▶ Exercise instructions
Omit all images. Write out the rest of the material exactly.

****************************************

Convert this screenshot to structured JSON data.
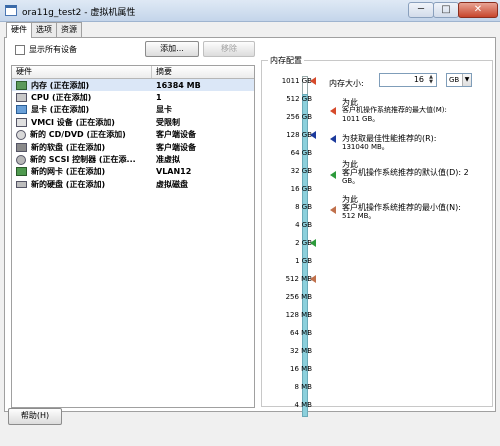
{
  "window": {
    "title": "ora11g_test2 - 虚拟机属性",
    "minimize": "─",
    "maximize": "□",
    "close": "✕"
  },
  "tabs": [
    {
      "label": "硬件",
      "active": true
    },
    {
      "label": "选项",
      "active": false
    },
    {
      "label": "资源",
      "active": false
    }
  ],
  "left": {
    "show_all_label": "显示所有设备",
    "add_button": "添加...",
    "remove_button": "移除",
    "table": {
      "headers": [
        "硬件",
        "摘要"
      ],
      "rows": [
        {
          "icon": "memory-icon",
          "name": "内存 (正在添加)",
          "summary": "16384 MB",
          "selected": true
        },
        {
          "icon": "cpu-icon",
          "name": "CPU (正在添加)",
          "summary": "1"
        },
        {
          "icon": "display-icon",
          "name": "显卡 (正在添加)",
          "summary": "显卡"
        },
        {
          "icon": "vmci-icon",
          "name": "VMCI 设备 (正在添加)",
          "summary": "受限制"
        },
        {
          "icon": "cd-dvd-icon",
          "name": "新的 CD/DVD (正在添加)",
          "summary": "客户端设备"
        },
        {
          "icon": "floppy-icon",
          "name": "新的软盘 (正在添加)",
          "summary": "客户端设备"
        },
        {
          "icon": "scsi-icon",
          "name": "新的 SCSI 控制器 (正在添...",
          "summary": "准虚拟"
        },
        {
          "icon": "network-icon",
          "name": "新的网卡 (正在添加)",
          "summary": "VLAN12"
        },
        {
          "icon": "hard-disk-icon",
          "name": "新的硬盘 (正在添加)",
          "summary": "虚拟磁盘"
        }
      ]
    }
  },
  "right": {
    "group_title": "内存配置",
    "mem_size_label": "内存大小:",
    "mem_size_value": "16",
    "mem_unit": "GB",
    "scale_ticks": [
      "1011 GB",
      "512 GB",
      "256 GB",
      "128 GB",
      "64 GB",
      "32 GB",
      "16 GB",
      "8 GB",
      "4 GB",
      "2 GB",
      "1 GB",
      "512 MB",
      "256 MB",
      "128 MB",
      "64 MB",
      "32 MB",
      "16 MB",
      "8 MB",
      "4 MB"
    ],
    "info": [
      {
        "color": "red",
        "line1": "为此",
        "line2": "客户机操作系统推荐的最大值(M):",
        "line3": "1011 GB。"
      },
      {
        "color": "blue",
        "line1": "为获取最佳性能推荐的(R):",
        "line2": "131040 MB。",
        "line3": ""
      },
      {
        "color": "green",
        "line1": "为此",
        "line2": "客户机操作系统推荐的默认值(D): 2",
        "line3": "GB。"
      },
      {
        "color": "brown",
        "line1": "为此",
        "line2": "客户机操作系统推荐的最小值(N):",
        "line3": "512 MB。"
      }
    ]
  },
  "footer": {
    "help_button": "帮助(H)"
  }
}
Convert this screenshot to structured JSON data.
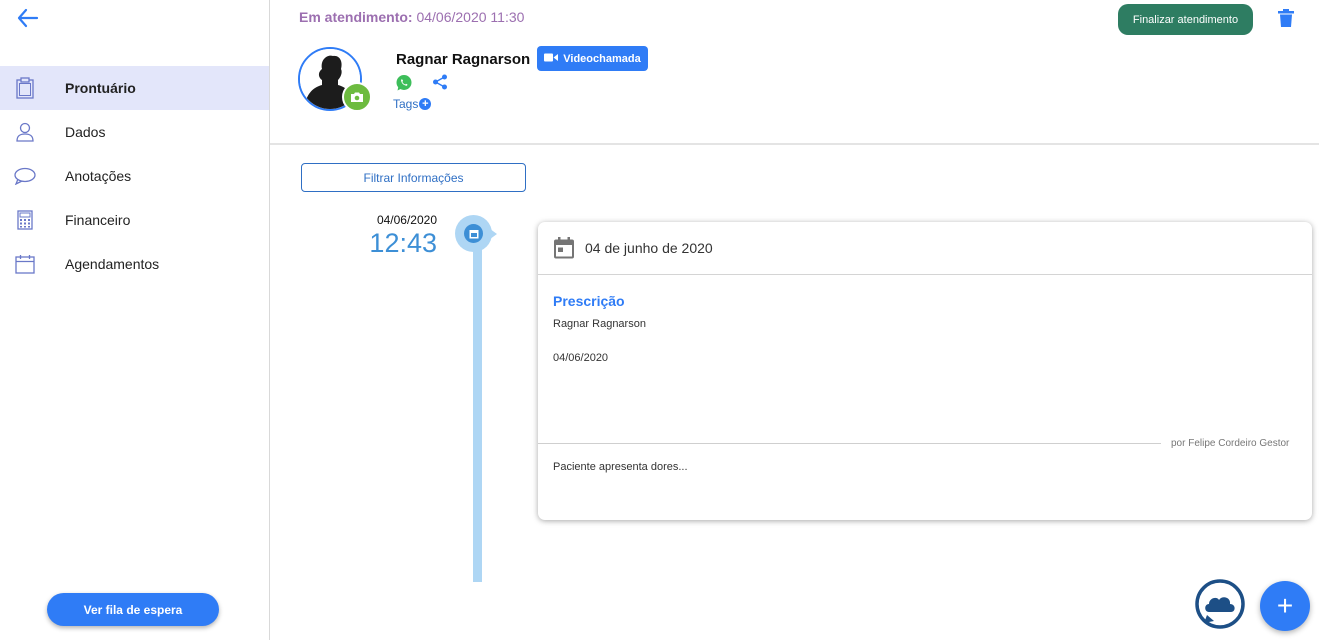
{
  "sidebar": {
    "back_icon": "arrow-left-icon",
    "items": [
      {
        "label": "Prontuário",
        "icon": "clipboard-icon",
        "active": true
      },
      {
        "label": "Dados",
        "icon": "user-icon",
        "active": false
      },
      {
        "label": "Anotações",
        "icon": "chat-bubble-icon",
        "active": false
      },
      {
        "label": "Financeiro",
        "icon": "calculator-icon",
        "active": false
      },
      {
        "label": "Agendamentos",
        "icon": "calendar-icon",
        "active": false
      }
    ],
    "queue_button": "Ver fila de espera"
  },
  "header": {
    "status_label": "Em atendimento:",
    "status_value": " 04/06/2020 11:30",
    "finalize_button": "Finalizar atendimento",
    "patient_name": "Ragnar Ragnarson",
    "video_button": "Videochamada",
    "tags_label": "Tags",
    "tags_add": "+"
  },
  "main": {
    "filter_button": "Filtrar Informações",
    "timeline": [
      {
        "date": "04/06/2020",
        "time": "12:43",
        "card": {
          "title_date": "04 de junho de 2020",
          "doc_type": "Prescrição",
          "patient": "Ragnar Ragnarson",
          "doc_date": "04/06/2020",
          "note": "Paciente apresenta dores...",
          "author": "por Felipe Cordeiro Gestor"
        }
      }
    ],
    "fab_label": "+"
  },
  "colors": {
    "accent": "#2f7cf6",
    "finalize": "#2e7d62",
    "status": "#9c6fb0",
    "timeline": "#aed6f4",
    "camera_badge": "#6dbb3f"
  }
}
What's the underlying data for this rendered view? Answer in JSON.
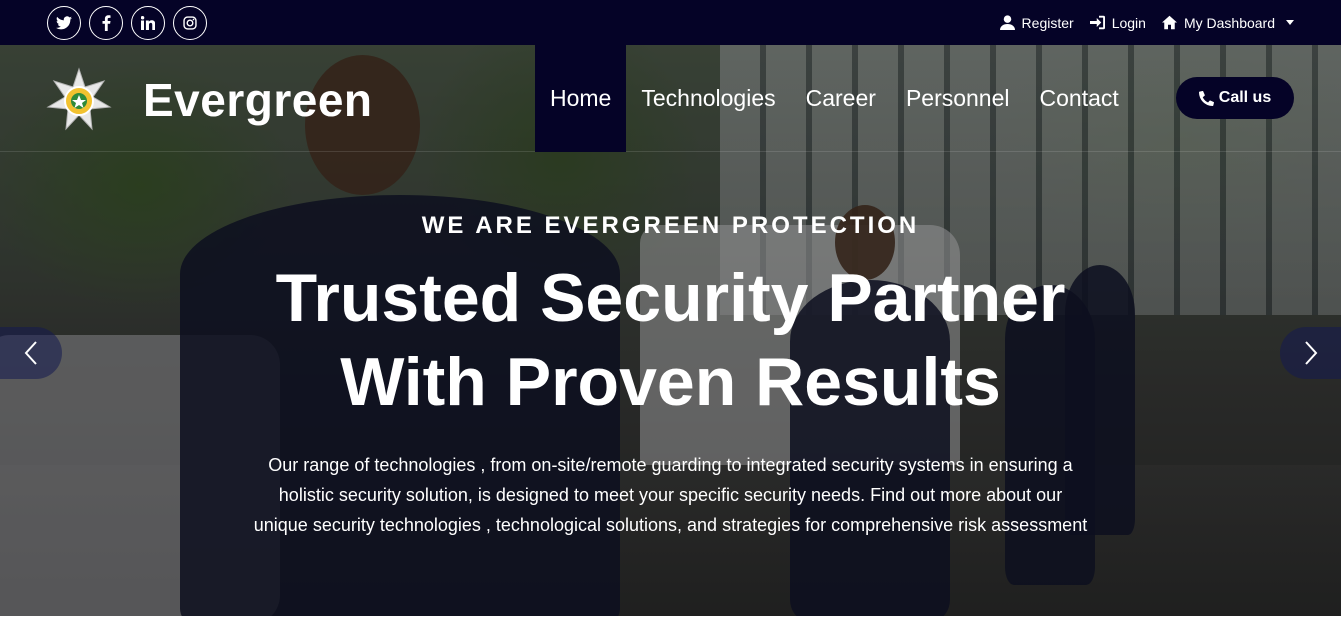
{
  "topbar": {
    "social": [
      {
        "name": "twitter-icon",
        "glyph": "t"
      },
      {
        "name": "facebook-icon",
        "glyph": "f"
      },
      {
        "name": "linkedin-icon",
        "glyph": "in"
      },
      {
        "name": "instagram-icon",
        "glyph": "◎"
      }
    ],
    "register_label": "Register",
    "login_label": "Login",
    "dashboard_label": "My Dashboard"
  },
  "navbar": {
    "brand": "Evergreen",
    "items": [
      {
        "label": "Home",
        "active": true
      },
      {
        "label": "Technologies",
        "active": false
      },
      {
        "label": "Career",
        "active": false
      },
      {
        "label": "Personnel",
        "active": false
      },
      {
        "label": "Contact",
        "active": false
      }
    ],
    "call_label": "Call us"
  },
  "hero": {
    "eyebrow": "WE ARE EVERGREEN PROTECTION",
    "headline_line1": "Trusted Security Partner",
    "headline_line2": "With Proven Results",
    "description": "Our range of technologies , from on-site/remote guarding to integrated security systems in ensuring a holistic security solution, is designed to meet your specific security needs. Find out more about our unique security technologies , technological solutions, and strategies for comprehensive risk assessment"
  },
  "colors": {
    "topbar_bg": "#050327",
    "accent": "#050327",
    "text": "#ffffff"
  }
}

****************************************

▶ Result
Convert this screenshot to structured JSON data.
{
  "window": {
    "title": "ora11g_test2 - 虚拟机属性",
    "minimize": "─",
    "maximize": "□",
    "close": "✕"
  },
  "tabs": [
    {
      "label": "硬件",
      "active": true
    },
    {
      "label": "选项",
      "active": false
    },
    {
      "label": "资源",
      "active": false
    }
  ],
  "left": {
    "show_all_label": "显示所有设备",
    "add_button": "添加...",
    "remove_button": "移除",
    "table": {
      "headers": [
        "硬件",
        "摘要"
      ],
      "rows": [
        {
          "icon": "memory-icon",
          "name": "内存 (正在添加)",
          "summary": "16384 MB",
          "selected": true
        },
        {
          "icon": "cpu-icon",
          "name": "CPU (正在添加)",
          "summary": "1"
        },
        {
          "icon": "display-icon",
          "name": "显卡 (正在添加)",
          "summary": "显卡"
        },
        {
          "icon": "vmci-icon",
          "name": "VMCI 设备 (正在添加)",
          "summary": "受限制"
        },
        {
          "icon": "cd-dvd-icon",
          "name": "新的 CD/DVD (正在添加)",
          "summary": "客户端设备"
        },
        {
          "icon": "floppy-icon",
          "name": "新的软盘 (正在添加)",
          "summary": "客户端设备"
        },
        {
          "icon": "scsi-icon",
          "name": "新的 SCSI 控制器 (正在添...",
          "summary": "准虚拟"
        },
        {
          "icon": "network-icon",
          "name": "新的网卡 (正在添加)",
          "summary": "VLAN12"
        },
        {
          "icon": "hard-disk-icon",
          "name": "新的硬盘 (正在添加)",
          "summary": "虚拟磁盘"
        }
      ]
    }
  },
  "right": {
    "group_title": "内存配置",
    "mem_size_label": "内存大小:",
    "mem_size_value": "16",
    "mem_unit": "GB",
    "scale_ticks": [
      "1011 GB",
      "512 GB",
      "256 GB",
      "128 GB",
      "64 GB",
      "32 GB",
      "16 GB",
      "8 GB",
      "4 GB",
      "2 GB",
      "1 GB",
      "512 MB",
      "256 MB",
      "128 MB",
      "64 MB",
      "32 MB",
      "16 MB",
      "8 MB",
      "4 MB"
    ],
    "info": [
      {
        "color": "red",
        "line1": "为此",
        "line2": "客户机操作系统推荐的最大值(M):",
        "line3": "1011 GB。"
      },
      {
        "color": "blue",
        "line1": "为获取最佳性能推荐的(R):",
        "line2": "131040 MB。",
        "line3": ""
      },
      {
        "color": "green",
        "line1": "为此",
        "line2": "客户机操作系统推荐的默认值(D): 2",
        "line3": "GB。"
      },
      {
        "color": "brown",
        "line1": "为此",
        "line2": "客户机操作系统推荐的最小值(N):",
        "line3": "512 MB。"
      }
    ]
  },
  "footer": {
    "help_button": "帮助(H)"
  }
}
Convert this screenshot to structured JSON data.
{
  "sidebar": {
    "back_icon": "arrow-left-icon",
    "items": [
      {
        "label": "Prontuário",
        "icon": "clipboard-icon",
        "active": true
      },
      {
        "label": "Dados",
        "icon": "user-icon",
        "active": false
      },
      {
        "label": "Anotações",
        "icon": "chat-bubble-icon",
        "active": false
      },
      {
        "label": "Financeiro",
        "icon": "calculator-icon",
        "active": false
      },
      {
        "label": "Agendamentos",
        "icon": "calendar-icon",
        "active": false
      }
    ],
    "queue_button": "Ver fila de espera"
  },
  "header": {
    "status_label": "Em atendimento:",
    "status_value": " 04/06/2020 11:30",
    "finalize_button": "Finalizar atendimento",
    "patient_name": "Ragnar Ragnarson",
    "video_button": "Videochamada",
    "tags_label": "Tags",
    "tags_add": "+"
  },
  "main": {
    "filter_button": "Filtrar Informações",
    "timeline": [
      {
        "date": "04/06/2020",
        "time": "12:43",
        "card": {
          "title_date": "04 de junho de 2020",
          "doc_type": "Prescrição",
          "patient": "Ragnar Ragnarson",
          "doc_date": "04/06/2020",
          "note": "Paciente apresenta dores...",
          "author": "por Felipe Cordeiro Gestor"
        }
      }
    ],
    "fab_label": "+"
  },
  "colors": {
    "accent": "#2f7cf6",
    "finalize": "#2e7d62",
    "status": "#9c6fb0",
    "timeline": "#aed6f4",
    "camera_badge": "#6dbb3f"
  }
}
What's the underlying data for this rendered view? Answer in JSON.
{
  "topbar": {
    "social": [
      {
        "name": "twitter-icon",
        "glyph": "t"
      },
      {
        "name": "facebook-icon",
        "glyph": "f"
      },
      {
        "name": "linkedin-icon",
        "glyph": "in"
      },
      {
        "name": "instagram-icon",
        "glyph": "◎"
      }
    ],
    "register_label": "Register",
    "login_label": "Login",
    "dashboard_label": "My Dashboard"
  },
  "navbar": {
    "brand": "Evergreen",
    "items": [
      {
        "label": "Home",
        "active": true
      },
      {
        "label": "Technologies",
        "active": false
      },
      {
        "label": "Career",
        "active": false
      },
      {
        "label": "Personnel",
        "active": false
      },
      {
        "label": "Contact",
        "active": false
      }
    ],
    "call_label": "Call us"
  },
  "hero": {
    "eyebrow": "WE ARE EVERGREEN PROTECTION",
    "headline_line1": "Trusted Security Partner",
    "headline_line2": "With Proven Results",
    "description": "Our range of technologies , from on-site/remote guarding to integrated security systems in ensuring a holistic security solution, is designed to meet your specific security needs. Find out more about our unique security technologies , technological solutions, and strategies for comprehensive risk assessment"
  },
  "colors": {
    "topbar_bg": "#050327",
    "accent": "#050327",
    "text": "#ffffff"
  }
}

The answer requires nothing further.